| MATERIAL FOR THIS EXERCISE |
════════
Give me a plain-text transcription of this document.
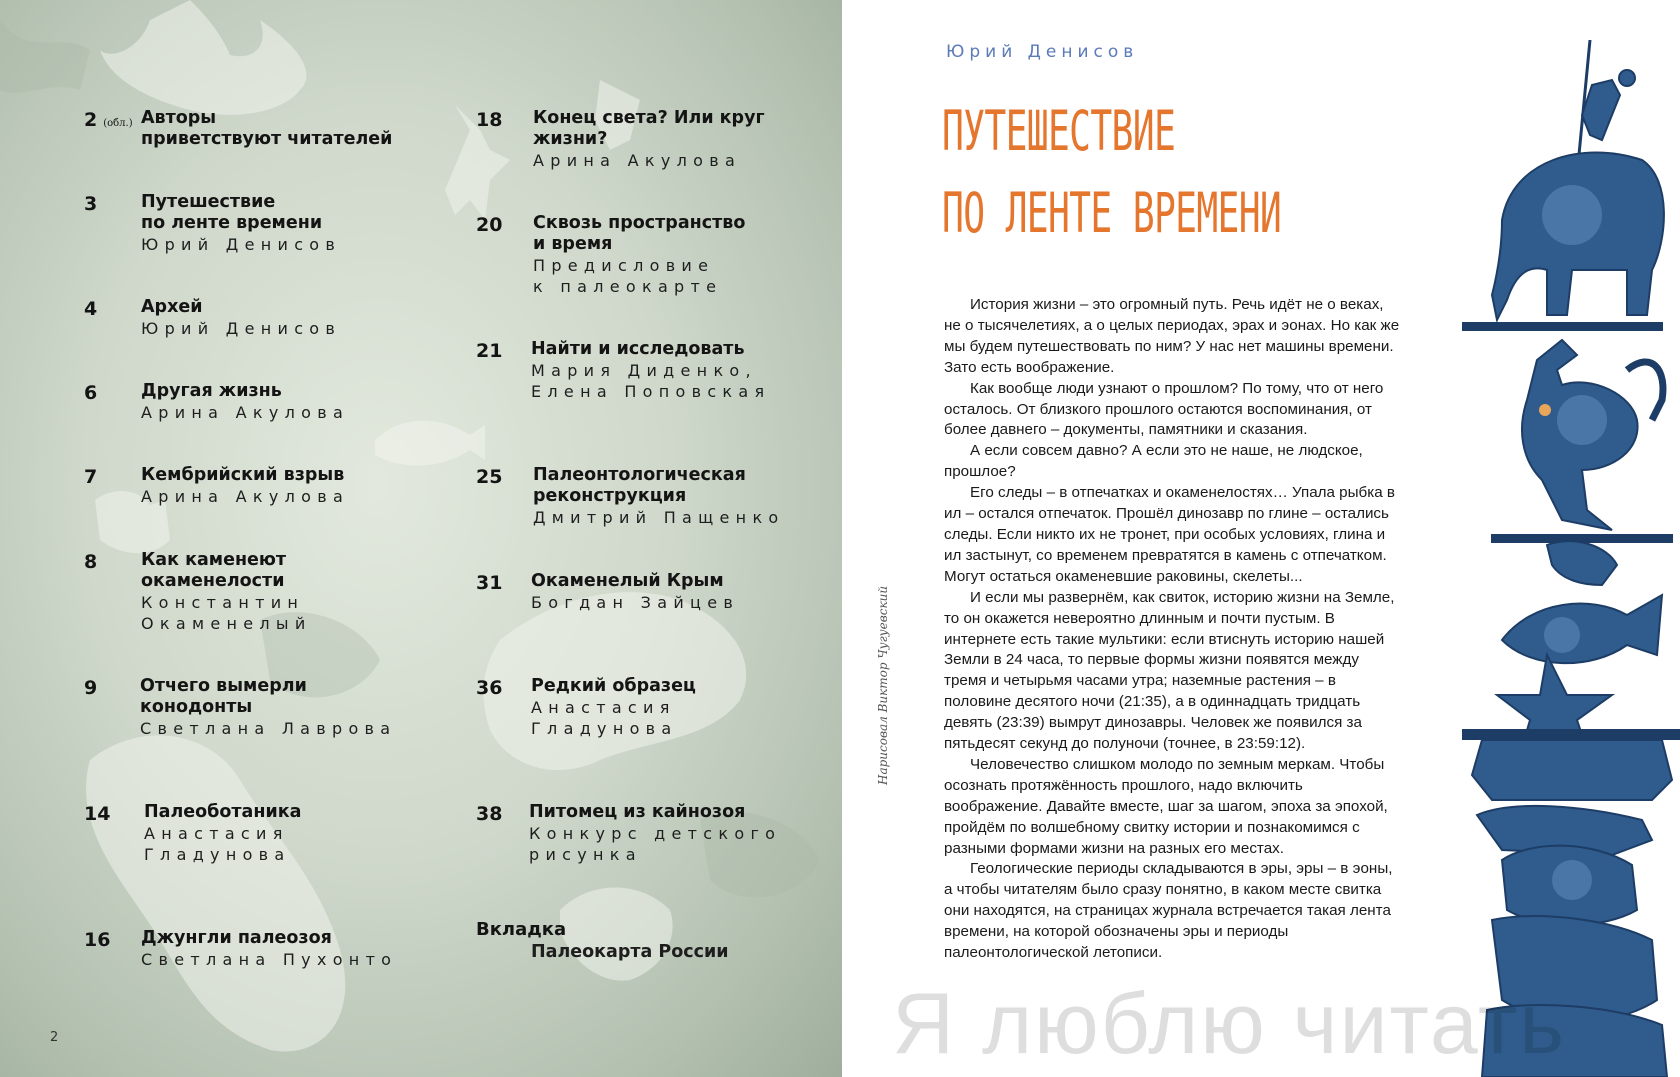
2 (обл.) Авторы
приветствуют читателей
3	Путешествие
по ленте времени
Юрий Денисов
4	Архей
Юрий Денисов
6	Другая жизнь
Арина Акулова
7	Кембрийский взрыв
Арина Акулова
8	Как каменеют
окаменелости
Константин
Окаменелый
9 Отчего вымерли
конодонты
Светлана Лаврова
14 Палеоботаника
Анастасия
Гладунова
16 Джунгли палеозоя
Светлана Пухонто
18 Конец света? Или круг
жизни?
Арина Акулова
20 Сквозь пространство
и время
Предисловие
к палеокарте
21 Найти и исследовать
Мария Диденко,
Елена Поповская
25 Палеонтологическая
реконструкция
Дмитрий Пащенко
31 Окаменелый Крым
Богдан Зайцев
36 Редкий образец
Анастасия
Гладунова
38 Питомец из кайнозоя
Конкурс детского
рисунка
Вкладка
Палеокарта России
2
Юрий Денисов
ПУТЕШЕСТВИЕ
ПО ЛЕНТЕ ВРЕМЕНИ

История жизни – это огромный путь. Речь идёт не о веках, не о тысячелетиях, а о целых периодах, эрах и эонах. Но как же мы будем путешествовать по ним? У нас нет машины времени. Зато есть воображение.

Как вообще люди узнают о прошлом? По тому, что от него осталось. От близкого прошлого остаются воспоминания, от более давнего – документы, памятники и сказания.

А если совсем давно? А если это не наше, не людское, прошлое?

Его следы – в отпечатках и окаменелостях… Упала рыбка в ил – остался отпечаток. Прошёл динозавр по глине – остались следы. Если никто их не тронет, при особых условиях, глина и ил застынут, со временем превратятся в камень с отпечатком. Могут остаться окаменевшие раковины, скелеты...

И если мы развернём, как свиток, историю жизни на Земле, то он окажется невероятно длинным и почти пустым. В интернете есть такие мультики: если втиснуть историю нашей Земли в 24 часа, то первые формы жизни появятся между тремя и четырьмя часами утра; наземные растения – в половине десятого ночи (21:35), а в одиннадцать тридцать девять (23:39) вымрут динозавры. Человек же появился за пятьдесят секунд до полуночи (точнее, в 23:59:12).

Человечество слишком молодо по земным меркам. Чтобы осознать протяжённость прошлого, надо включить воображение. Давайте вместе, шаг за шагом, эпоха за эпохой, пройдём по волшебному свитку истории и познакомимся с разными формами жизни на разных его местах.

Геологические периоды складываются в эры, эры – в эоны, а чтобы читателям было сразу понятно, в каком месте свитка они находятся, на страницах журнала встречается такая лента времени, на которой обозначены эры и периоды палеонтологической летописи.

Нарисовал Виктор Чугуевский
Я люблю читать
════════
| WRITTEN TASK |
Output a faithful copy of the data, with each picture left out.

| RESULT OF THIS EXERCISE |
Give me a plain-text transcription of this document.
2 (обл.) Авторы
приветствуют читателей
3	Путешествие
по ленте времени
Юрий Денисов
4	Архей
Юрий Денисов
6	Другая жизнь
Арина Акулова
7	Кембрийский взрыв
Арина Акулова
8	Как каменеют
окаменелости
Константин
Окаменелый
9 Отчего вымерли
конодонты
Светлана Лаврова
14 Палеоботаника
Анастасия
Гладунова
16 Джунгли палеозоя
Светлана Пухонто
18 Конец света? Или круг
жизни?
Арина Акулова
20 Сквозь пространство
и время
Предисловие
к палеокарте
21 Найти и исследовать
Мария Диденко,
Елена Поповская
25 Палеонтологическая
реконструкция
Дмитрий Пащенко
31 Окаменелый Крым
Богдан Зайцев
36 Редкий образец
Анастасия
Гладунова
38 Питомец из кайнозоя
Конкурс детского
рисунка
Вкладка
Палеокарта России
2
Юрий Денисов
ПУТЕШЕСТВИЕ
ПО ЛЕНТЕ ВРЕМЕНИ

История жизни – это огромный путь. Речь идёт не о веках, не о тысячелетиях, а о целых периодах, эрах и эонах. Но как же мы будем путешествовать по ним? У нас нет машины времени. Зато есть воображение.

Как вообще люди узнают о прошлом? По тому, что от него осталось. От близкого прошлого остаются воспоминания, от более давнего – документы, памятники и сказания.

А если совсем давно? А если это не наше, не людское, прошлое?

Его следы – в отпечатках и окаменелостях… Упала рыбка в ил – остался отпечаток. Прошёл динозавр по глине – остались следы. Если никто их не тронет, при особых условиях, глина и ил застынут, со временем превратятся в камень с отпечатком. Могут остаться окаменевшие раковины, скелеты...

И если мы развернём, как свиток, историю жизни на Земле, то он окажется невероятно длинным и почти пустым. В интернете есть такие мультики: если втиснуть историю нашей Земли в 24 часа, то первые формы жизни появятся между тремя и четырьмя часами утра; наземные растения – в половине десятого ночи (21:35), а в одиннадцать тридцать девять (23:39) вымрут динозавры. Человек же появился за пятьдесят секунд до полуночи (точнее, в 23:59:12).

Человечество слишком молодо по земным меркам. Чтобы осознать протяжённость прошлого, надо включить воображение. Давайте вместе, шаг за шагом, эпоха за эпохой, пройдём по волшебному свитку истории и познакомимся с разными формами жизни на разных его местах.

Геологические периоды складываются в эры, эры – в эоны, а чтобы читателям было сразу понятно, в каком месте свитка они находятся, на страницах журнала встречается такая лента времени, на которой обозначены эры и периоды палеонтологической летописи.

Нарисовал Виктор Чугуевский
Я люблю читать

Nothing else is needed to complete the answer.